## Do this
Pick out and copy every line below that has the word "title".

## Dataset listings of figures

· · · ·

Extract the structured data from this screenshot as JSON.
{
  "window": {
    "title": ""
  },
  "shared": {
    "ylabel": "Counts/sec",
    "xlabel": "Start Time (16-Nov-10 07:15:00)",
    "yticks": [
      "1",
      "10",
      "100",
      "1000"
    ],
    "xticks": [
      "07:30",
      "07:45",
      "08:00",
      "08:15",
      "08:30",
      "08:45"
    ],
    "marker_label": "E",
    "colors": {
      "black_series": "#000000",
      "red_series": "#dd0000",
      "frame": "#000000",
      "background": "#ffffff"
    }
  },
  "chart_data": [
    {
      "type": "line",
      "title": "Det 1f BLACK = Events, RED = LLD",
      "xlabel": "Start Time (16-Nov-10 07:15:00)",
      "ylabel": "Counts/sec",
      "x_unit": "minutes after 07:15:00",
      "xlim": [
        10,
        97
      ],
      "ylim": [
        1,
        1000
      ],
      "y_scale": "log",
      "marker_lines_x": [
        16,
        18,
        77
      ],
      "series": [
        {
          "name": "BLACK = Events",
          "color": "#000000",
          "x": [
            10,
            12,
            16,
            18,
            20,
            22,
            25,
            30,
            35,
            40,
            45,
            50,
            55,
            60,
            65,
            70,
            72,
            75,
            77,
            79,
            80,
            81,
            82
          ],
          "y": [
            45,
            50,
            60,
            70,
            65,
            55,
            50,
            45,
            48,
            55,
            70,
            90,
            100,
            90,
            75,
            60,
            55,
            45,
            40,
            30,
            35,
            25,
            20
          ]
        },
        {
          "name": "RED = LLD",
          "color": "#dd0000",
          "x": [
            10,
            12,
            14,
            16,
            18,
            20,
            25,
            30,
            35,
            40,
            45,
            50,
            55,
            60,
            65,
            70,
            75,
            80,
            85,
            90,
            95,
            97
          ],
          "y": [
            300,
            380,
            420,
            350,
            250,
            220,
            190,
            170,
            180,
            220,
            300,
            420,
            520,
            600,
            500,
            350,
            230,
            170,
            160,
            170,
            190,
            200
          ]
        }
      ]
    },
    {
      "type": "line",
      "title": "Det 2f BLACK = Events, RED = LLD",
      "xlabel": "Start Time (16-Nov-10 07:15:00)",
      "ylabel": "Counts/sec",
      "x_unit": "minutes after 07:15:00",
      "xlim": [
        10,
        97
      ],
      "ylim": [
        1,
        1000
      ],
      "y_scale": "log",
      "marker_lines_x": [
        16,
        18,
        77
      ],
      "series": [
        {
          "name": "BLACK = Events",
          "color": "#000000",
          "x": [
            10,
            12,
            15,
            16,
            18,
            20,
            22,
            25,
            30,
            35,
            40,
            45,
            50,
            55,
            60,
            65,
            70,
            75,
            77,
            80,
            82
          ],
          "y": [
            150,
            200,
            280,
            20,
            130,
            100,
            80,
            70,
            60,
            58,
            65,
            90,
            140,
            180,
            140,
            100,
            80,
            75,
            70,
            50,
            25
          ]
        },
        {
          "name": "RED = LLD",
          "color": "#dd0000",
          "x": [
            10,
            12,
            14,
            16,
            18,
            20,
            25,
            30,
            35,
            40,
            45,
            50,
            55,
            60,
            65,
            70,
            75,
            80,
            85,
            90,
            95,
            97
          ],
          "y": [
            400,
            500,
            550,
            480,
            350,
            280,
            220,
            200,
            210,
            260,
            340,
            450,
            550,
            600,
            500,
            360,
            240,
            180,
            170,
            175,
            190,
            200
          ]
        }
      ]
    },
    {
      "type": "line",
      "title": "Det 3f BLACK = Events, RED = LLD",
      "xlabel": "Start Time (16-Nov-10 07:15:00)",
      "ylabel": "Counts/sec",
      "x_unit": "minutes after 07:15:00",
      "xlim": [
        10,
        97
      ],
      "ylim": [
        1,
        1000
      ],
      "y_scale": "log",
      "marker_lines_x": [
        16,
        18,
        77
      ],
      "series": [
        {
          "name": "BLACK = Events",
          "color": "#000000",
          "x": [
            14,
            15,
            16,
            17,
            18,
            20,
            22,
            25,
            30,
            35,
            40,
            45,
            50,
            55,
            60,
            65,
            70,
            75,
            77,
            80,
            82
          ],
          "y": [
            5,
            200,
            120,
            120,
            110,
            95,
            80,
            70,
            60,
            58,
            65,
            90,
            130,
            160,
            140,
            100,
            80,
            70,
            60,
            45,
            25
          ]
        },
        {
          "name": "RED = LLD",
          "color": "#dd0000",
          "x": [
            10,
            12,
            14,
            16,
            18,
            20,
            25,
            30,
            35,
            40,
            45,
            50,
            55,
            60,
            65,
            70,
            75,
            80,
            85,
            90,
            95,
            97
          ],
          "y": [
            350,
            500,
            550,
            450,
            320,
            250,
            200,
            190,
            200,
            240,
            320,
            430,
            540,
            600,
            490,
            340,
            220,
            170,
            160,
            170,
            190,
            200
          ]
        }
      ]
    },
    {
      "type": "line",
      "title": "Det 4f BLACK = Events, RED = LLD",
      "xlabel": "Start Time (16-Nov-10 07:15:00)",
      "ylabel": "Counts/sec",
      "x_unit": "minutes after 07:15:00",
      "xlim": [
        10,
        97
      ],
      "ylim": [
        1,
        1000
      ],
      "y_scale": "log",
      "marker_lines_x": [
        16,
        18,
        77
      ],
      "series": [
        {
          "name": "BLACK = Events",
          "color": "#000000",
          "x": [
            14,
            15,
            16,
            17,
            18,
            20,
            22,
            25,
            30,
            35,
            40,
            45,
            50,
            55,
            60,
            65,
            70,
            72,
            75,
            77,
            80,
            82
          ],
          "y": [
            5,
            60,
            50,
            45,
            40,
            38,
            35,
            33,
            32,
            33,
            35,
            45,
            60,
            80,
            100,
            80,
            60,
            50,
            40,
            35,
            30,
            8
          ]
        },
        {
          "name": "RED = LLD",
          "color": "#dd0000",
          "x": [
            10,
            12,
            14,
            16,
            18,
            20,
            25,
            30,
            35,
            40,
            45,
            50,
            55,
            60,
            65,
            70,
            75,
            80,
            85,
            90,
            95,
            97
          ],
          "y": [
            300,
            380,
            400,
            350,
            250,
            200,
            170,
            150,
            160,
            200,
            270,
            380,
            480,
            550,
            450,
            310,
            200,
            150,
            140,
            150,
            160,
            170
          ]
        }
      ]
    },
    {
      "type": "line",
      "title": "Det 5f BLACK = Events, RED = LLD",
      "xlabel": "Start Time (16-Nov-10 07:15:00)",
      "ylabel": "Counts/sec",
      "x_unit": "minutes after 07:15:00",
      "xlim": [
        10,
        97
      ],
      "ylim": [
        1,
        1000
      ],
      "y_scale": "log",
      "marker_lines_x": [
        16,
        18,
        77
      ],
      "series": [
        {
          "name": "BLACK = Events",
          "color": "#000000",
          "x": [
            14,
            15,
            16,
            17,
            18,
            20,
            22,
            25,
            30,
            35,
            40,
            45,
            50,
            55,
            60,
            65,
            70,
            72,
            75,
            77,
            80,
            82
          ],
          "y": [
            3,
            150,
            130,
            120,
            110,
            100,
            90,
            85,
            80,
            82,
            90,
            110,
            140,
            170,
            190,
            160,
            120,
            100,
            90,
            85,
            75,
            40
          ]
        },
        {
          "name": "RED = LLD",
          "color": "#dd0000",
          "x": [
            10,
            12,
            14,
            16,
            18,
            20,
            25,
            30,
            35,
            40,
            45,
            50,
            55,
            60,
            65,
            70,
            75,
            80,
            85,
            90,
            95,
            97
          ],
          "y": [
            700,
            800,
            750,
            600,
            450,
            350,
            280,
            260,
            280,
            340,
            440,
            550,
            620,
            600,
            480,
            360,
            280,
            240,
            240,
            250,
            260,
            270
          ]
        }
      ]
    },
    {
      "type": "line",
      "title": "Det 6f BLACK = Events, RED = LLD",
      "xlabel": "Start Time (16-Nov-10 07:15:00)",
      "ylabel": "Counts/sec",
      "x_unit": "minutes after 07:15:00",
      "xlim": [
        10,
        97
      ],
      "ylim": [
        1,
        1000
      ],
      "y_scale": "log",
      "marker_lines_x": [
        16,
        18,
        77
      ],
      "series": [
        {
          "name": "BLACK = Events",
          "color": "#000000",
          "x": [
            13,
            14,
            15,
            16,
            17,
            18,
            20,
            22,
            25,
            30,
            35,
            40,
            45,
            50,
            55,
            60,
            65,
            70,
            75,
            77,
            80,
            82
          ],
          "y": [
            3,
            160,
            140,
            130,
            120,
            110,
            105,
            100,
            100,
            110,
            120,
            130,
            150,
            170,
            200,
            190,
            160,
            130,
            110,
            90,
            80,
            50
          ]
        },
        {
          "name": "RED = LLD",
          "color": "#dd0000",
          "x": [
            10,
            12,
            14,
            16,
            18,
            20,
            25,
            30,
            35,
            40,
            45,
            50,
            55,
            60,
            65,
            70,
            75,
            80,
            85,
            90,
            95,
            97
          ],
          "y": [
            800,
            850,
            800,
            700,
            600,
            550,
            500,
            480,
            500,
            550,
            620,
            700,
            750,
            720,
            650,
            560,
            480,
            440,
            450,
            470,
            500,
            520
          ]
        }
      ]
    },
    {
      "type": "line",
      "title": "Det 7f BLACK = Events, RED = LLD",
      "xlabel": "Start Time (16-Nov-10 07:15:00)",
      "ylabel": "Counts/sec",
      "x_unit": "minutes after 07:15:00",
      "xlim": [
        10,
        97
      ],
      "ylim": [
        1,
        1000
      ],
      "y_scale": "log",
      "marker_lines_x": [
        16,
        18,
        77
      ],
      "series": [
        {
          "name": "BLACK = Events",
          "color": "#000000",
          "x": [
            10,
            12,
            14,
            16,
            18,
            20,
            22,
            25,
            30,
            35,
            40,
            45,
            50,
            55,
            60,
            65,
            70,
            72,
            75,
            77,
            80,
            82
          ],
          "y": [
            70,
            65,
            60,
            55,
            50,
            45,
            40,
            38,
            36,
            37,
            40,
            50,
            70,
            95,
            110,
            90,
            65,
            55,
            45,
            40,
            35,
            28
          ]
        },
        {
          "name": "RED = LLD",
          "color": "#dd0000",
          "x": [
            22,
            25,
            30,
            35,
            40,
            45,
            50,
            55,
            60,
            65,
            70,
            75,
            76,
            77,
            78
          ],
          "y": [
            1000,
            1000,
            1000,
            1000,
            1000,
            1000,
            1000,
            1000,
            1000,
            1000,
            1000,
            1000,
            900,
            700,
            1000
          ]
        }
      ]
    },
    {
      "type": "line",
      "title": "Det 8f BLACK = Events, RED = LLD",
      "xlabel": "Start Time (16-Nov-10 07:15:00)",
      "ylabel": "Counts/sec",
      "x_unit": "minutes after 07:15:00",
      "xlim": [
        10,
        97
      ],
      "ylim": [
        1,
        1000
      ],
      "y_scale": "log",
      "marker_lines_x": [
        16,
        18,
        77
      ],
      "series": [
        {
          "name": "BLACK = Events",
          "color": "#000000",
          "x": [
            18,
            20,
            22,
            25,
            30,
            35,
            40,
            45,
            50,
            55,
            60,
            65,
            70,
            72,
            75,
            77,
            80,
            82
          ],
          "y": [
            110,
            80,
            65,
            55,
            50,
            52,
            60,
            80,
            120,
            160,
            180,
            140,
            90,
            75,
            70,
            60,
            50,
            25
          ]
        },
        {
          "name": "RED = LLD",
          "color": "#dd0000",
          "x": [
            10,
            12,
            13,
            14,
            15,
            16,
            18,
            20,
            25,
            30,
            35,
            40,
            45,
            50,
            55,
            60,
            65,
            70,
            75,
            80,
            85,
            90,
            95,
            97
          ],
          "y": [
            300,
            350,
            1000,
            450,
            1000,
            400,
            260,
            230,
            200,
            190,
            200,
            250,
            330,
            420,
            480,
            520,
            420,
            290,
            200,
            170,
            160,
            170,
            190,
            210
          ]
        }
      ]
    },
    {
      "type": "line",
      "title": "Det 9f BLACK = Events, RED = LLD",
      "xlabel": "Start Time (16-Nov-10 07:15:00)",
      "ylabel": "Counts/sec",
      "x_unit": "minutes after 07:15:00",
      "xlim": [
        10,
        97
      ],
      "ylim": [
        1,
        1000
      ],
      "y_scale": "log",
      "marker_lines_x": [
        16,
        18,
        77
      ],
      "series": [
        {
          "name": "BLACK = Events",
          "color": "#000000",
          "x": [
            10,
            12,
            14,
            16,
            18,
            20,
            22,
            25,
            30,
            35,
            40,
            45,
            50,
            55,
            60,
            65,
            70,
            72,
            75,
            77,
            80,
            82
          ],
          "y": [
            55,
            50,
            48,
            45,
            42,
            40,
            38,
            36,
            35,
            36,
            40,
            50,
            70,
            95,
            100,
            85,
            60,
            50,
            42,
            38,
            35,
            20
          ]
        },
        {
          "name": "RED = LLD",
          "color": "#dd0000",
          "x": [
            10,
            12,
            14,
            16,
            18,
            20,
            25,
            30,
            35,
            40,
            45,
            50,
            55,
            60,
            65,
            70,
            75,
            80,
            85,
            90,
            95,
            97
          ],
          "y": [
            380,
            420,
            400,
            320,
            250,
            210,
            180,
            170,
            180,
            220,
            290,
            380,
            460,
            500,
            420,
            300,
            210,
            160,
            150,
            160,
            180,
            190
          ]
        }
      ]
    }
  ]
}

· · · ·

## Solution
    "title": ""
      "title": "Det 1f BLACK = Events, RED = LLD",
      "title": "Det 2f BLACK = Events, RED = LLD",
      "title": "Det 3f BLACK = Events, RED = LLD",
      "title": "Det 4f BLACK = Events, RED = LLD",
      "title": "Det 5f BLACK = Events, RED = LLD",
      "title": "Det 6f BLACK = Events, RED = LLD",
      "title": "Det 7f BLACK = Events, RED = LLD",
      "title": "Det 8f BLACK = Events, RED = LLD",
      "title": "Det 9f BLACK = Events, RED = LLD",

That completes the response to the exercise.